Note: Fan speeds may increase while updating the BMC firmware. This is a normal part of the BMC firmware update process.

Using NVSM

The NVIDIA DGX A100 system software includes Docker software required to run the container.
  1. Copy the tarball to a location on the DGX system.
  2. From the directory where you copied the tarball, enter the following command to load the container image.
    $ sudo docker load -i nvfw-dgxa100_21.05.7_210519.tar.gz 
  3. To verify that the container image is loaded, enter the following.
    $ sudo docker images 
    
    REPOSITORY    TAG 
    nvfw-dgxa100  21.05.7
  4. Using NVSM interactive mode, enter the firmware update module.
    $ sudo nvsm
    nvsm-> cd systems/localhost/firmware/install
  5. Set the flags corresponding to the action you want to take.
    $ nvsm(/system/localhost/firmware/install)-> set Flags=<option>

    See the Command and Argument Summary section below for the list of common flags.

  6. Set the container image to run.
    $ nvsm(/system/localhost/firmware/install)-> set DockerImageRef=nvfw-dgxa100:21.05.7
    
  7. Run the command.
    $ nvsm(/system/localhost/firmware/install)-> start
    

Using docker run

The NVIDIA DGX A100 system software includes Docker software required to run the container.
  1. Copy the tarball to a location on the DGX system.
  2. From the directory where you copied the tarball, enter the following command to load the container image.
    $ sudo docker load -i nvfw-dgxa100_21.05.7_210519.tar.gz 
  3. To verify that the container image is loaded, enter the following.
    $ sudo docker images 
    
    REPOSITORY    TAG 
    nvfw-dgxa100  21.05.7
  4. Use the following syntax to run the container image.
    $ sudo docker run --rm --privileged -ti -v /:/hostfs nvfw-dgxa100:21.05.7 <command> <[arg1] [arg2] ... [argn]
See the Commands/Argument Summary section below for the list of common commands and argument.
Note: If you do not have the tarball file, but you do have the .run file, you can extract the tarball from the .run file by issuing the following:
sudo nvfw-dgxa100_21.05.7_210519.run -x

Using the .run File

The update container is also available as a .run file. The .run file uses the Docker software if it is installed on the system, but can also be run without Docker installed.
  1. After obtaining the .run file, make the file executible.
    $ chmod +x nvfw-dgxa100_21.05.7_210519.run
  2. Use the following syntax to run the container image.
    $ sudo ./nvfw-dgxa100_21.05.7_210519.run <command> <[arg1] [arg2] ... [argn]
See the Command and Argument Summary section below for the list of common commands and arguments.

**Short task 1**.
Please change the firmware update text, starting with "The update container" and going on through "the file executible.", so that "Docker software" becomes "Docker Engine".
**Short task 2**.
In the firmware update text, what may happen to fan speeds during the BMC firmware update?
The entries that follow have no connection to the firmware update text.

**Entries provided**.

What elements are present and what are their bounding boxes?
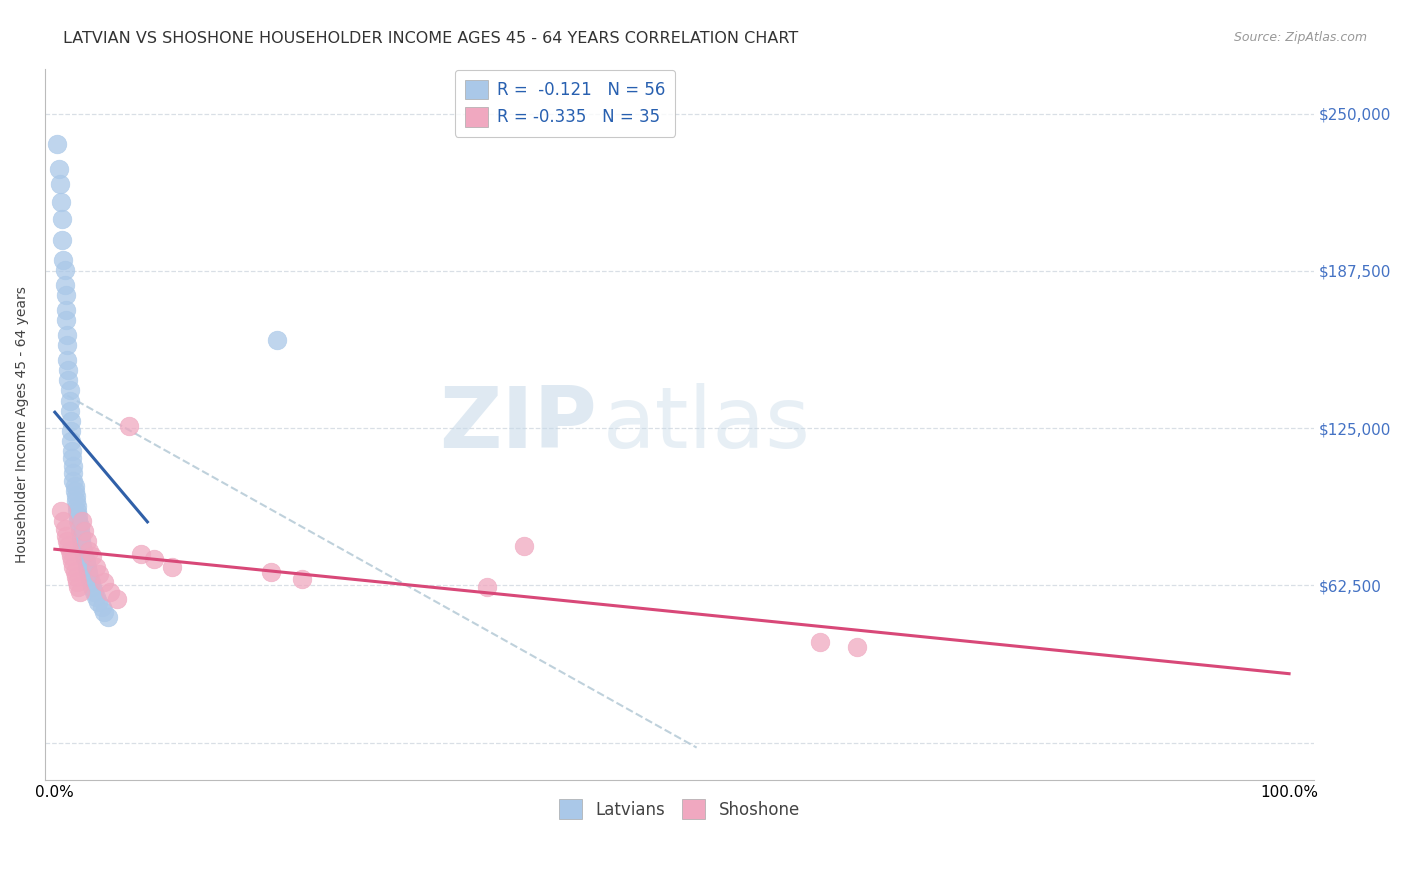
- Point: [118, 418, 141, 433]
- Point: [76, 559, 98, 574]
- Point: [49, 504, 72, 518]
- Point: [55, 288, 77, 302]
- Legend: Latvians, Shoshone: Latvians, Shoshone: [553, 793, 807, 825]
- Point: [56, 328, 79, 343]
- Text: ZIP: ZIP: [439, 383, 598, 466]
- Point: [60, 443, 83, 458]
- Point: [80, 580, 103, 594]
- Point: [56, 338, 79, 352]
- Point: [59, 384, 82, 398]
- Point: [79, 544, 101, 558]
- Point: [65, 489, 87, 503]
- Point: [67, 514, 90, 528]
- Point: [65, 569, 87, 583]
- Point: [142, 552, 165, 566]
- Point: [53, 277, 76, 292]
- Point: [59, 414, 82, 428]
- Point: [475, 580, 498, 594]
- Point: [59, 549, 82, 564]
- Point: [46, 136, 69, 151]
- Point: [53, 262, 76, 277]
- Point: [84, 559, 107, 574]
- Point: [60, 451, 83, 466]
- Point: [69, 524, 91, 539]
- Point: [55, 529, 77, 543]
- Point: [56, 353, 79, 368]
- Point: [66, 574, 89, 589]
- Point: [58, 363, 80, 377]
- Point: [89, 567, 111, 582]
- Point: [79, 574, 101, 589]
- Point: [129, 547, 152, 561]
- Point: [69, 584, 91, 599]
- Point: [90, 599, 112, 614]
- Point: [59, 544, 82, 558]
- Point: [70, 540, 93, 554]
- Point: [76, 534, 98, 549]
- Point: [59, 403, 82, 417]
- Point: [73, 549, 96, 564]
- Point: [48, 162, 70, 177]
- Point: [87, 595, 110, 609]
- Point: [291, 572, 314, 586]
- Text: LATVIAN VS SHOSHONE HOUSEHOLDER INCOME AGES 45 - 64 YEARS CORRELATION CHART: LATVIAN VS SHOSHONE HOUSEHOLDER INCOME A…: [63, 31, 799, 46]
- Point: [62, 474, 84, 488]
- Point: [84, 590, 107, 604]
- Point: [808, 635, 831, 649]
- Point: [105, 592, 128, 607]
- Point: [55, 303, 77, 318]
- Point: [93, 574, 115, 589]
- Point: [58, 540, 80, 554]
- Point: [62, 458, 84, 473]
- Point: [62, 559, 84, 574]
- Point: [59, 393, 82, 408]
- Point: [67, 580, 90, 594]
- Point: [66, 504, 89, 518]
- Point: [59, 424, 82, 438]
- Point: [260, 565, 283, 579]
- Point: [69, 529, 91, 543]
- Point: [73, 524, 96, 539]
- Point: [52, 514, 75, 528]
- Point: [846, 640, 869, 654]
- Point: [63, 565, 86, 579]
- Point: [62, 467, 84, 481]
- Point: [56, 534, 79, 549]
- Point: [83, 584, 105, 599]
- Point: [49, 194, 72, 209]
- Point: [66, 499, 89, 513]
- Point: [100, 584, 122, 599]
- Point: [97, 609, 120, 624]
- Point: [51, 233, 73, 247]
- Point: [69, 519, 91, 533]
- Point: [80, 549, 103, 564]
- Point: [53, 522, 76, 536]
- Point: [59, 434, 82, 448]
- Point: [58, 373, 80, 387]
- Point: [93, 605, 115, 619]
- Point: [49, 178, 72, 192]
- Point: [52, 252, 75, 267]
- Point: [75, 554, 97, 568]
- Point: [266, 333, 288, 347]
- Point: [79, 569, 101, 583]
- Text: Source: ZipAtlas.com: Source: ZipAtlas.com: [1233, 31, 1367, 45]
- Point: [67, 509, 90, 524]
- Point: [72, 544, 94, 558]
- Point: [51, 212, 73, 227]
- Point: [55, 313, 77, 327]
- Point: [70, 514, 93, 528]
- Point: [77, 565, 100, 579]
- Point: [513, 540, 536, 554]
- Point: [65, 494, 87, 508]
- Y-axis label: Householder Income Ages 45 - 64 years: Householder Income Ages 45 - 64 years: [15, 286, 30, 563]
- Point: [69, 534, 91, 549]
- Point: [63, 479, 86, 493]
- Point: [60, 554, 83, 568]
- Point: [63, 484, 86, 499]
- Point: [160, 559, 183, 574]
- Text: atlas: atlas: [603, 383, 811, 466]
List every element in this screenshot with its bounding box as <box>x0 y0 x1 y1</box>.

**Output 1**.
The update container is also available as a .run file. The .run file uses the Docker Engine if it is installed on the system, but can also be run without Docker installed.
  1. After obtaining the .run file, make the file executible.

**Output 2**.
They may increase.